What needs to be done:
Turn the lines of the records below into a JSON list of strings, one string per line and no blank lines, starting at the line that contains "x-category-region: US bbox=[94, 435, 116, 452]" and ending at the line that contains "x-category-year: 2014 bbox=[431, 411, 467, 428]".

═══ Record set ═══

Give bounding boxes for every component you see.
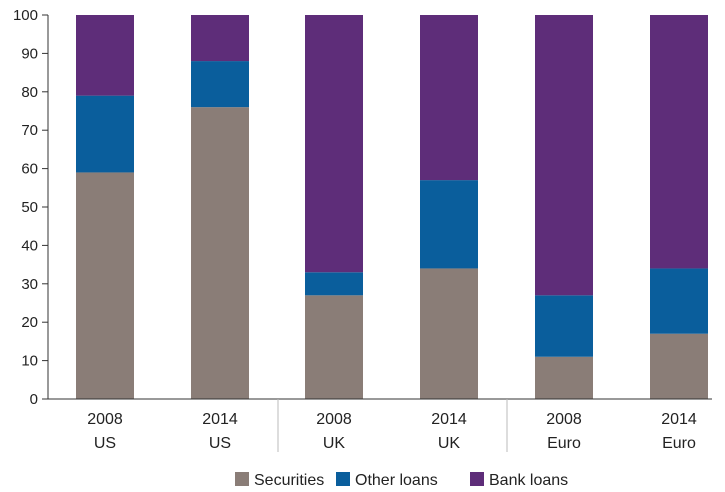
x-category-region: US bbox=[94, 435, 116, 452]
bar-segment-bank-loans-4 bbox=[535, 15, 593, 296]
x-category-region: UK bbox=[323, 435, 346, 452]
bars bbox=[76, 15, 708, 399]
legend-swatch-other-loans bbox=[336, 472, 350, 486]
x-category-year: 2008 bbox=[546, 411, 582, 428]
legend-swatch-bank-loans bbox=[470, 472, 484, 486]
x-category-year: 2014 bbox=[431, 411, 467, 428]
y-tick-label: 60 bbox=[21, 161, 38, 178]
bar-segment-bank-loans-5 bbox=[650, 15, 708, 269]
x-category-year: 2014 bbox=[661, 411, 697, 428]
x-category-year: 2008 bbox=[316, 411, 352, 428]
y-tick-label: 0 bbox=[30, 391, 38, 408]
bar-segment-other-loans-4 bbox=[535, 295, 593, 357]
y-tick-label: 90 bbox=[21, 45, 38, 62]
x-category-region: UK bbox=[438, 435, 461, 452]
bar-segment-securities-1 bbox=[191, 107, 249, 399]
x-category-region: US bbox=[209, 435, 231, 452]
bar-segment-securities-5 bbox=[650, 333, 708, 399]
y-tick-label: 80 bbox=[21, 84, 38, 101]
y-tick-label: 50 bbox=[21, 199, 38, 216]
bar-segment-securities-0 bbox=[76, 172, 134, 399]
bar-segment-bank-loans-3 bbox=[420, 15, 478, 181]
y-tick-label: 70 bbox=[21, 122, 38, 139]
legend-label-bank-loans: Bank loans bbox=[489, 472, 568, 489]
bar-segment-other-loans-5 bbox=[650, 268, 708, 334]
legend-label-other-loans: Other loans bbox=[355, 472, 438, 489]
legend-swatch-securities bbox=[235, 472, 249, 486]
y-tick-label: 100 bbox=[13, 7, 38, 24]
y-axis: 0 10 20 30 40 50 60 70 80 90 100 bbox=[13, 7, 49, 408]
bar-segment-bank-loans-2 bbox=[305, 15, 363, 273]
y-tick-label: 30 bbox=[21, 276, 38, 293]
x-axis: 2008 US 2014 US 2008 UK 2014 UK 2008 Euro 2014 Euro bbox=[48, 398, 712, 452]
x-category-year: 2008 bbox=[87, 411, 123, 428]
bar-segment-bank-loans-1 bbox=[191, 15, 249, 62]
bar-segment-bank-loans-0 bbox=[76, 15, 134, 96]
bar-segment-securities-4 bbox=[535, 356, 593, 399]
legend-label-securities: Securities bbox=[254, 472, 324, 489]
y-tick-label: 20 bbox=[21, 314, 38, 331]
x-category-region: Euro bbox=[662, 435, 696, 452]
bar-segment-securities-3 bbox=[420, 268, 478, 399]
bar-segment-other-loans-3 bbox=[420, 180, 478, 269]
x-category-year: 2014 bbox=[202, 411, 238, 428]
legend: Securities Other loans Bank loans bbox=[235, 472, 568, 489]
bar-segment-other-loans-0 bbox=[76, 95, 134, 173]
x-category-region: Euro bbox=[547, 435, 581, 452]
y-tick-label: 40 bbox=[21, 237, 38, 254]
bar-segment-other-loans-2 bbox=[305, 272, 363, 296]
bar-segment-securities-2 bbox=[305, 295, 363, 399]
bar-segment-other-loans-1 bbox=[191, 61, 249, 108]
y-tick-label: 10 bbox=[21, 353, 38, 370]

═══

Solution:
[
  "x-category-region: US bbox=[94, 435, 116, 452]",
  "bar-segment-bank-loans-4 bbox=[535, 15, 593, 296]",
  "x-category-region: UK bbox=[323, 435, 346, 452]",
  "bars bbox=[76, 15, 708, 399]",
  "legend-swatch-other-loans bbox=[336, 472, 350, 486]",
  "x-category-year: 2008 bbox=[546, 411, 582, 428]",
  "legend-swatch-bank-loans bbox=[470, 472, 484, 486]",
  "x-category-year: 2014 bbox=[431, 411, 467, 428]"
]